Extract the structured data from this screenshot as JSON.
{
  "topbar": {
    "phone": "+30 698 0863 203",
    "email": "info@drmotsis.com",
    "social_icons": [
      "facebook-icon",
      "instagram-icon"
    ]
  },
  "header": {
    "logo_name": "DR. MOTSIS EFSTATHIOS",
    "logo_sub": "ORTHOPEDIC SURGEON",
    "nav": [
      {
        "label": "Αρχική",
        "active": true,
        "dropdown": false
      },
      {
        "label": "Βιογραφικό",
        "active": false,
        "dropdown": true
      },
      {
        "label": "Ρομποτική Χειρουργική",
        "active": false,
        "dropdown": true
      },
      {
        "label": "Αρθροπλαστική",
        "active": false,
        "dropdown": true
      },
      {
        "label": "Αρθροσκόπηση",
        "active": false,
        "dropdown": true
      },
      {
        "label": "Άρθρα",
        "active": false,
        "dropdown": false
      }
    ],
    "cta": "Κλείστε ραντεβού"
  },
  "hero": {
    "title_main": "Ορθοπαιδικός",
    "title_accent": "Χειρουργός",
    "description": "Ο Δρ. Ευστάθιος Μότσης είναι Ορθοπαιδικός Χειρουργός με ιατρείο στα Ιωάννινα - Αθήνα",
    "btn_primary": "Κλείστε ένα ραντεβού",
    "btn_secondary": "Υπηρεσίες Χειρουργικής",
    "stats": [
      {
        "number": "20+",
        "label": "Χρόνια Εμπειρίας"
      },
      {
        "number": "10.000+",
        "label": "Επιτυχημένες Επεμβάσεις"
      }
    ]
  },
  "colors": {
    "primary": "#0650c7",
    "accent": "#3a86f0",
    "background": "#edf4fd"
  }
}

:::

Requirement: Output each record exactly, leaving nothing out.

Completed exercise:
Extract the structured data from this screenshot as JSON.
{
  "topbar": {
    "phone": "+30 698 0863 203",
    "email": "info@drmotsis.com",
    "social_icons": [
      "facebook-icon",
      "instagram-icon"
    ]
  },
  "header": {
    "logo_name": "DR. MOTSIS EFSTATHIOS",
    "logo_sub": "ORTHOPEDIC SURGEON",
    "nav": [
      {
        "label": "Αρχική",
        "active": true,
        "dropdown": false
      },
      {
        "label": "Βιογραφικό",
        "active": false,
        "dropdown": true
      },
      {
        "label": "Ρομποτική Χειρουργική",
        "active": false,
        "dropdown": true
      },
      {
        "label": "Αρθροπλαστική",
        "active": false,
        "dropdown": true
      },
      {
        "label": "Αρθροσκόπηση",
        "active": false,
        "dropdown": true
      },
      {
        "label": "Άρθρα",
        "active": false,
        "dropdown": false
      }
    ],
    "cta": "Κλείστε ραντεβού"
  },
  "hero": {
    "title_main": "Ορθοπαιδικός",
    "title_accent": "Χειρουργός",
    "description": "Ο Δρ. Ευστάθιος Μότσης είναι Ορθοπαιδικός Χειρουργός με ιατρείο στα Ιωάννινα - Αθήνα",
    "btn_primary": "Κλείστε ένα ραντεβού",
    "btn_secondary": "Υπηρεσίες Χειρουργικής",
    "stats": [
      {
        "number": "20+",
        "label": "Χρόνια Εμπειρίας"
      },
      {
        "number": "10.000+",
        "label": "Επιτυχημένες Επεμβάσεις"
      }
    ]
  },
  "colors": {
    "primary": "#0650c7",
    "accent": "#3a86f0",
    "background": "#edf4fd"
  }
}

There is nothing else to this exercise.